● **WHAT THE TASK ASKS**: Identify each line in the records below that contains the word "Interference", and copy it.

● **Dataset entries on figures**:

**********

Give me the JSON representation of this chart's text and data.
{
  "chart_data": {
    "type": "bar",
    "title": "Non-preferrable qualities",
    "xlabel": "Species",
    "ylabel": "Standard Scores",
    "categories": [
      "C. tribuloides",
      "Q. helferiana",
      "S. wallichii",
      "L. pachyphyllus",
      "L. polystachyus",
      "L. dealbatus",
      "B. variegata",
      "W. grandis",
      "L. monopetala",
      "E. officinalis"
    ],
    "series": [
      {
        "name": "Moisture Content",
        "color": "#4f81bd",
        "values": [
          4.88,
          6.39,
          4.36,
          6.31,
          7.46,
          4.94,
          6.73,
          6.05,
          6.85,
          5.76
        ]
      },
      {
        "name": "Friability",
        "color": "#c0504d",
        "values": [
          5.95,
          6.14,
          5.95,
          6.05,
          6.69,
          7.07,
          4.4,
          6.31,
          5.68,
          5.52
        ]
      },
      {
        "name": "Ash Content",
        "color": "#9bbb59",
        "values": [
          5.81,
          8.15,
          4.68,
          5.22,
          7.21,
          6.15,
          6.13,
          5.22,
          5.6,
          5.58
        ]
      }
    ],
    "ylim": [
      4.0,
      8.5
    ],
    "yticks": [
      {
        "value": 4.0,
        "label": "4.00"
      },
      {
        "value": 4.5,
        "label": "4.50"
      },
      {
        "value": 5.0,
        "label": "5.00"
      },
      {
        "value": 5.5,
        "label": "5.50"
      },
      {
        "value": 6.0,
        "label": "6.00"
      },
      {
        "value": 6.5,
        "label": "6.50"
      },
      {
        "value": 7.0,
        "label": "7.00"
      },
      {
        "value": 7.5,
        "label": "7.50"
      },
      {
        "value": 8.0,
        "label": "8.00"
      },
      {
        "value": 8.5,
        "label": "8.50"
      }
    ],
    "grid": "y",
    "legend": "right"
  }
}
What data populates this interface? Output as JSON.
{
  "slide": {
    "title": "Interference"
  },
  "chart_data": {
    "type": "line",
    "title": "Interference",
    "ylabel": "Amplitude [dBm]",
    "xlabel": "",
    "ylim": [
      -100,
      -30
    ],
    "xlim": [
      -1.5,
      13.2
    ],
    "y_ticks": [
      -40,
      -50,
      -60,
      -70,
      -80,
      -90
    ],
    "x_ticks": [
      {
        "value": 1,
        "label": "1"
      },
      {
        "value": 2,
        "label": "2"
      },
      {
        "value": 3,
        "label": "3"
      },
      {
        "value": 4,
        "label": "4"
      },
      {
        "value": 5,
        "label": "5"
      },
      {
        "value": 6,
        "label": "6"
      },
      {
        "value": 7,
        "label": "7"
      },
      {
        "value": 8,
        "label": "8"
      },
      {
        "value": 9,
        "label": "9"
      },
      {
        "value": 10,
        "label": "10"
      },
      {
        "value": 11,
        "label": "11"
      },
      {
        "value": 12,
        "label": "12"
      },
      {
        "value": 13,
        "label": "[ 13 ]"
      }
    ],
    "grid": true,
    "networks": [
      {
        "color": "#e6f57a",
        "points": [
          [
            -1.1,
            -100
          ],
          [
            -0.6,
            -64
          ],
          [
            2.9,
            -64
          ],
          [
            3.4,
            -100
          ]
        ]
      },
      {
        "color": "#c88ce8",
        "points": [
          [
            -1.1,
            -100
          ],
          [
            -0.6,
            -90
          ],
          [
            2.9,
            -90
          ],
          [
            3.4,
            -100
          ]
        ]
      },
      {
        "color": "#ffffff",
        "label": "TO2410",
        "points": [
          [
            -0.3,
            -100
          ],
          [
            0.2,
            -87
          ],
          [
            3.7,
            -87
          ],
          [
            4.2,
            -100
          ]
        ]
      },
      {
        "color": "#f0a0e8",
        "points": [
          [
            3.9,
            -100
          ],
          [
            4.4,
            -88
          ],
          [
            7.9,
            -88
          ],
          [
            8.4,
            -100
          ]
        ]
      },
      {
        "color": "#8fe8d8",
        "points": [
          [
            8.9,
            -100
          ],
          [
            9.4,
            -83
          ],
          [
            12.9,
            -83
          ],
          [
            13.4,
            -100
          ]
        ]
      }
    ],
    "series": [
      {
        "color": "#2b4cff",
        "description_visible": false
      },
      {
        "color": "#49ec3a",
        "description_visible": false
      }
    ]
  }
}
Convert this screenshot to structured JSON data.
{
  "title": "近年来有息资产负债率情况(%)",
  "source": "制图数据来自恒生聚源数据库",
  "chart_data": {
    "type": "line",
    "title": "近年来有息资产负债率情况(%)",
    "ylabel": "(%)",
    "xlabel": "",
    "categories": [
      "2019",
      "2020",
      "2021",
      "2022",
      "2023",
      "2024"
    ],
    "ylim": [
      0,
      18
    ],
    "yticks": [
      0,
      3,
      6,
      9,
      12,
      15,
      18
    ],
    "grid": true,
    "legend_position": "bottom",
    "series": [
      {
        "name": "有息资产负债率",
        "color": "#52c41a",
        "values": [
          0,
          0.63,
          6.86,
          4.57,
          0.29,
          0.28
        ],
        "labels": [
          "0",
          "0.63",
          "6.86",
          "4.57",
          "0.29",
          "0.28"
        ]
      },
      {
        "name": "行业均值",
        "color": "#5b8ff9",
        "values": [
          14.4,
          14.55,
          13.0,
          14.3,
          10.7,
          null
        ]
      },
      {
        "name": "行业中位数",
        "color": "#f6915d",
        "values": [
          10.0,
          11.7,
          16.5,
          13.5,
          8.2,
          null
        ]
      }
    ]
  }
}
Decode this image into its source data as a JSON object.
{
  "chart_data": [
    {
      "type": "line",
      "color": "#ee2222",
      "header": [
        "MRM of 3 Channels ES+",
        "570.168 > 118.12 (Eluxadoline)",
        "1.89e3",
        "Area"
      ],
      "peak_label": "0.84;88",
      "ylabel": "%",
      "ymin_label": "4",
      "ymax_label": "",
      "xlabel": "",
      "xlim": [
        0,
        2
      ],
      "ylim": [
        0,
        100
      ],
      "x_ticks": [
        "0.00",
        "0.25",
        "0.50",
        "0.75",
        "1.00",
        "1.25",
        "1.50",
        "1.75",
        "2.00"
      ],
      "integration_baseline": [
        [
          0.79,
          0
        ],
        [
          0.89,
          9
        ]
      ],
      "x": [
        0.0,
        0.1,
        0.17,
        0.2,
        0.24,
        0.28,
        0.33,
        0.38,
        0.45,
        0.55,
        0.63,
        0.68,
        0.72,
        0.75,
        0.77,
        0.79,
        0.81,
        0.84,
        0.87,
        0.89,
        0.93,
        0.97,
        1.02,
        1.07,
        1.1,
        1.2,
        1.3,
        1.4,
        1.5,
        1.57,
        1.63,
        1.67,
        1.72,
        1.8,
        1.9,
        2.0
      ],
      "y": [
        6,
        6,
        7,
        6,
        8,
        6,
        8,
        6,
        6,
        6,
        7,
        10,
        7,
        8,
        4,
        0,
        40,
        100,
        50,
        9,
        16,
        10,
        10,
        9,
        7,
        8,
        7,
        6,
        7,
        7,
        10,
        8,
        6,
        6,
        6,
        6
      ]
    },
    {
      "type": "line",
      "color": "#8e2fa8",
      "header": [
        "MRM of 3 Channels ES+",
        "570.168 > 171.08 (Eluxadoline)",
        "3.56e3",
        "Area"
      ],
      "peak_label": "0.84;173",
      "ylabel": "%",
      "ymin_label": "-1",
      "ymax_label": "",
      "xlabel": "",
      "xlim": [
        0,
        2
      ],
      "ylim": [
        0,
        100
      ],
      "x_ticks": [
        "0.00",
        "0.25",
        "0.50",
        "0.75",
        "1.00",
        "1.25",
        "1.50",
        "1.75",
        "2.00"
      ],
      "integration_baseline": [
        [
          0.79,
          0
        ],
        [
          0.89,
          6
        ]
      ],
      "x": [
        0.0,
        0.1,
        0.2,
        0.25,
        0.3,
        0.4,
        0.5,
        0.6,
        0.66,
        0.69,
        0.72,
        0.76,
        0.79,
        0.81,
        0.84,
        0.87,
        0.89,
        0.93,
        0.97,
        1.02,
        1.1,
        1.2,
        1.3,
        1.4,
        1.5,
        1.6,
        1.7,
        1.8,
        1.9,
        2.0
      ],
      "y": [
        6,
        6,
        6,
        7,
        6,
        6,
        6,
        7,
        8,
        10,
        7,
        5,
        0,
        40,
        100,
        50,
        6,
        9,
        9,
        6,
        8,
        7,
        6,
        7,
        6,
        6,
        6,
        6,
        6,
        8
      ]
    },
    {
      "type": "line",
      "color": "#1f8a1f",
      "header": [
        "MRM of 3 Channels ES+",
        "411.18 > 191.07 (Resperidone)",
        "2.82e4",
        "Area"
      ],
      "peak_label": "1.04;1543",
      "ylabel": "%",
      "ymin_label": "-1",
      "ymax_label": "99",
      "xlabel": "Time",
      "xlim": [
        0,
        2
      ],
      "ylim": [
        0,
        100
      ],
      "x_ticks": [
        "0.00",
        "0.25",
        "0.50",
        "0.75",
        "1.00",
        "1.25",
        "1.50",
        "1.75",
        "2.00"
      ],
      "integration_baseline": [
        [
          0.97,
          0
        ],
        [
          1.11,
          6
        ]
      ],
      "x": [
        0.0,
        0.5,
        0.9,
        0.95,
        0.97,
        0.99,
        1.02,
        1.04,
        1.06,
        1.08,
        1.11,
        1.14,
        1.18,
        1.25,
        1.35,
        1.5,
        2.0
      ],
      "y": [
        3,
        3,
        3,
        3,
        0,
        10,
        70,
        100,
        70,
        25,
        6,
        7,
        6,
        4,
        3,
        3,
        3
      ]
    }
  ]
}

**********

● **COMPLETE RESPONSE**:
    "title": "Interference"
    "title": "Interference",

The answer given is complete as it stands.